Extract every entry word for word.

[Stored data entries]
++++++++++++++++++++
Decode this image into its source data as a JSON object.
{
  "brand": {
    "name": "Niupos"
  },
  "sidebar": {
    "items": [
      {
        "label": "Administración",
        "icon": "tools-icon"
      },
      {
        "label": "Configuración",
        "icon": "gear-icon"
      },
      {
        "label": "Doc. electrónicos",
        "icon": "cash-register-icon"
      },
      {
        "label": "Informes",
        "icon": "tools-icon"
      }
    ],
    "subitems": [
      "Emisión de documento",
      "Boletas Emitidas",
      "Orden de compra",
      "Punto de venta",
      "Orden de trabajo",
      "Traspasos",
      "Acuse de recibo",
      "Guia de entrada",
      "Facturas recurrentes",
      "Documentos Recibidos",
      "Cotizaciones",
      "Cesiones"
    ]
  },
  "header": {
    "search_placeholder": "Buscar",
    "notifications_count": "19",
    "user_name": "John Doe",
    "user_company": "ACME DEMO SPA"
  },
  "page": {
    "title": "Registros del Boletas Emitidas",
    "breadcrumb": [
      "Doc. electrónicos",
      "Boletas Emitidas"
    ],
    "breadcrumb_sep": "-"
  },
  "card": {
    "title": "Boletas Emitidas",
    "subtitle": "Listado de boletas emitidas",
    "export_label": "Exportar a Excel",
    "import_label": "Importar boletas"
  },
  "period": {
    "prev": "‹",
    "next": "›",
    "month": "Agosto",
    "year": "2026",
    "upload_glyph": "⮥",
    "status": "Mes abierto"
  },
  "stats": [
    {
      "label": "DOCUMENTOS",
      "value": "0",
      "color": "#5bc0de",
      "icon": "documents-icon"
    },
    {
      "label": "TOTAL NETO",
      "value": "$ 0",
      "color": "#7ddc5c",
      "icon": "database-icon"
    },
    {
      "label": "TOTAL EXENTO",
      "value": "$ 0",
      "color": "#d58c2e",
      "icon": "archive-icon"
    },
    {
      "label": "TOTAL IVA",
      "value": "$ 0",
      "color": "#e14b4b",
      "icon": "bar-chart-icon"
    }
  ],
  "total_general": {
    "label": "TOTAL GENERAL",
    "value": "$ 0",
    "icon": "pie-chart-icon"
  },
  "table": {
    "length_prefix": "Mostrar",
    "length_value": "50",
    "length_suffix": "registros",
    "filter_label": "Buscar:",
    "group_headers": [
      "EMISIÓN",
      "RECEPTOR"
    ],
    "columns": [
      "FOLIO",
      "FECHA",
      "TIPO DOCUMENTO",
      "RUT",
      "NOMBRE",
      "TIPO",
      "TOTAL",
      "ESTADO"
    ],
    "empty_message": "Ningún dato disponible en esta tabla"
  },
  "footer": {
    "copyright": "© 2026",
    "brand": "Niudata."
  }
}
++++++++++++++++++++
Task answer:
Decode this image into its source data as a JSON object.
{
  "brand": {
    "name": "Niupos"
  },
  "sidebar": {
    "items": [
      {
        "label": "Administración",
        "icon": "tools-icon"
      },
      {
        "label": "Configuración",
        "icon": "gear-icon"
      },
      {
        "label": "Doc. electrónicos",
        "icon": "cash-register-icon"
      },
      {
        "label": "Informes",
        "icon": "tools-icon"
      }
    ],
    "subitems": [
      "Emisión de documento",
      "Boletas Emitidas",
      "Orden de compra",
      "Punto de venta",
      "Orden de trabajo",
      "Traspasos",
      "Acuse de recibo",
      "Guia de entrada",
      "Facturas recurrentes",
      "Documentos Recibidos",
      "Cotizaciones",
      "Cesiones"
    ]
  },
  "header": {
    "search_placeholder": "Buscar",
    "notifications_count": "19",
    "user_name": "John Doe",
    "user_company": "ACME DEMO SPA"
  },
  "page": {
    "title": "Registros del Boletas Emitidas",
    "breadcrumb": [
      "Doc. electrónicos",
      "Boletas Emitidas"
    ],
    "breadcrumb_sep": "-"
  },
  "card": {
    "title": "Boletas Emitidas",
    "subtitle": "Listado de boletas emitidas",
    "export_label": "Exportar a Excel",
    "import_label": "Importar boletas"
  },
  "period": {
    "prev": "‹",
    "next": "›",
    "month": "Agosto",
    "year": "2026",
    "upload_glyph": "⮥",
    "status": "Mes abierto"
  },
  "stats": [
    {
      "label": "DOCUMENTOS",
      "value": "0",
      "color": "#5bc0de",
      "icon": "documents-icon"
    },
    {
      "label": "TOTAL NETO",
      "value": "$ 0",
      "color": "#7ddc5c",
      "icon": "database-icon"
    },
    {
      "label": "TOTAL EXENTO",
      "value": "$ 0",
      "color": "#d58c2e",
      "icon": "archive-icon"
    },
    {
      "label": "TOTAL IVA",
      "value": "$ 0",
      "color": "#e14b4b",
      "icon": "bar-chart-icon"
    }
  ],
  "total_general": {
    "label": "TOTAL GENERAL",
    "value": "$ 0",
    "icon": "pie-chart-icon"
  },
  "table": {
    "length_prefix": "Mostrar",
    "length_value": "50",
    "length_suffix": "registros",
    "filter_label": "Buscar:",
    "group_headers": [
      "EMISIÓN",
      "RECEPTOR"
    ],
    "columns": [
      "FOLIO",
      "FECHA",
      "TIPO DOCUMENTO",
      "RUT",
      "NOMBRE",
      "TIPO",
      "TOTAL",
      "ESTADO"
    ],
    "empty_message": "Ningún dato disponible en esta tabla"
  },
  "footer": {
    "copyright": "© 2026",
    "brand": "Niudata."
  }
}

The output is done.